- SUPPLIED MATERIAL -
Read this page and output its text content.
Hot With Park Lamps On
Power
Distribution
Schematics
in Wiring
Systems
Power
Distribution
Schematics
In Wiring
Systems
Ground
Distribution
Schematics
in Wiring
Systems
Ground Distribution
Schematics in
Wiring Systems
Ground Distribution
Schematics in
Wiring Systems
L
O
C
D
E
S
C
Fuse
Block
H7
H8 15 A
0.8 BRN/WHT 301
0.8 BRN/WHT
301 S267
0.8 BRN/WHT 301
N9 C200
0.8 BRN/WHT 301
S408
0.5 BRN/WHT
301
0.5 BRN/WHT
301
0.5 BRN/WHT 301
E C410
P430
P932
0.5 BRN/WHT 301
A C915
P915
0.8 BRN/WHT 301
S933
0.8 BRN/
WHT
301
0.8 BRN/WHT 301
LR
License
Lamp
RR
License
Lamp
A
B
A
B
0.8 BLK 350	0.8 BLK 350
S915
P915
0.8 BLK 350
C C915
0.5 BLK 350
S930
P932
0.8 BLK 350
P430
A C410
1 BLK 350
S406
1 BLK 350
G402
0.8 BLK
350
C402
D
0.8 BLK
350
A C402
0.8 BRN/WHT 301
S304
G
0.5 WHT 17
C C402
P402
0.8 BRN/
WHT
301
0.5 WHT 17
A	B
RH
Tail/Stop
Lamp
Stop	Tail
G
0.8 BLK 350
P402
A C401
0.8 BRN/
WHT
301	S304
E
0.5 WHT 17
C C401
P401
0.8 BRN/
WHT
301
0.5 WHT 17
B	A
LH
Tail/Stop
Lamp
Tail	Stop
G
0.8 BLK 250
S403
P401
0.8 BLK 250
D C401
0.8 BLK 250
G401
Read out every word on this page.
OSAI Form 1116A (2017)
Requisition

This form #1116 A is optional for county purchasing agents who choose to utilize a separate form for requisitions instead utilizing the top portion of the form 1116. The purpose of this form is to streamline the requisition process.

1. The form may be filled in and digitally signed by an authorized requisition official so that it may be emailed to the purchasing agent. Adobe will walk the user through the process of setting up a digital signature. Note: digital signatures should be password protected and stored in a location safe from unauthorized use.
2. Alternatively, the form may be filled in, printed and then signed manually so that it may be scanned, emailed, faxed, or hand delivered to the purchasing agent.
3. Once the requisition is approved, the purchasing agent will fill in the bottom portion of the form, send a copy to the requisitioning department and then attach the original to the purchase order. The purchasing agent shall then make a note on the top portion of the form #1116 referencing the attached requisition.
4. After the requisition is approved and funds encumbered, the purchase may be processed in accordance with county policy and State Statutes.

- PROBLEM TO SOLVE -
Among the records above, find each line holding the string "Stop" and pull it out.

- ANSWER BELOW -
Tail/Stop
Stop	Tail
Tail/Stop
Tail	Stop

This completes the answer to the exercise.